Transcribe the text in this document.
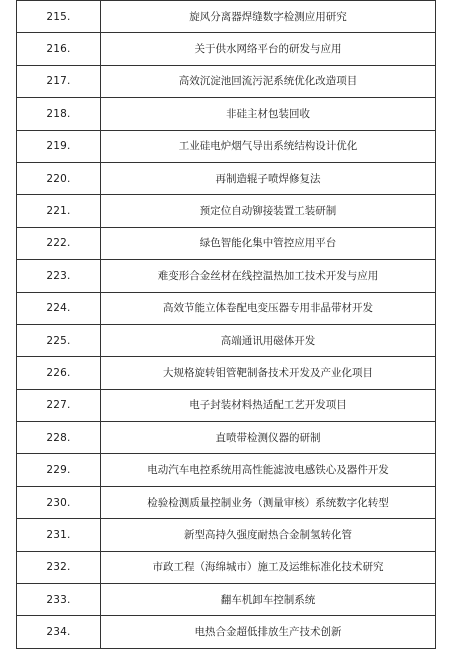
215.	旋风分离器焊缝数字检测应用研究
216.	关于供水网络平台的研发与应用
217.	高效沉淀池回流污泥系统优化改造项目
218.	非硅主材包装回收
219.	工业硅电炉烟气导出系统结构设计优化
220.	再制造辊子喷焊修复法
221.	预定位自动铆接装置工装研制
222.	绿色智能化集中管控应用平台
223.	难变形合金丝材在线控温热加工技术开发与应用
224.	高效节能立体卷配电变压器专用非晶带材开发
225.	高端通讯用磁体开发
226.	大规格旋转钼管靶制备技术开发及产业化项目
227.	电子封装材料热适配工艺开发项目
228.	直喷带检测仪器的研制
229.	电动汽车电控系统用高性能滤波电感铁心及器件开发
230.	检验检测质量控制业务（测量审核）系统数字化转型
231.	新型高持久强度耐热合金制氢转化管
232.	市政工程（海绵城市）施工及运维标准化技术研究
233.	翻车机卸车控制系统
234.	电热合金超低排放生产技术创新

☆ ☆ ☆ ☆ ☆

### Task to carry out:
The records above must be printed exactly; the pictures stay out.

### Result of this exercise:
Transcribe the text in this document.
215.	旋风分离器焊缝数字检测应用研究
216.	关于供水网络平台的研发与应用
217.	高效沉淀池回流污泥系统优化改造项目
218.	非硅主材包装回收
219.	工业硅电炉烟气导出系统结构设计优化
220.	再制造辊子喷焊修复法
221.	预定位自动铆接装置工装研制
222.	绿色智能化集中管控应用平台
223.	难变形合金丝材在线控温热加工技术开发与应用
224.	高效节能立体卷配电变压器专用非晶带材开发
225.	高端通讯用磁体开发
226.	大规格旋转钼管靶制备技术开发及产业化项目
227.	电子封装材料热适配工艺开发项目
228.	直喷带检测仪器的研制
229.	电动汽车电控系统用高性能滤波电感铁心及器件开发
230.	检验检测质量控制业务（测量审核）系统数字化转型
231.	新型高持久强度耐热合金制氢转化管
232.	市政工程（海绵城市）施工及运维标准化技术研究
233.	翻车机卸车控制系统
234.	电热合金超低排放生产技术创新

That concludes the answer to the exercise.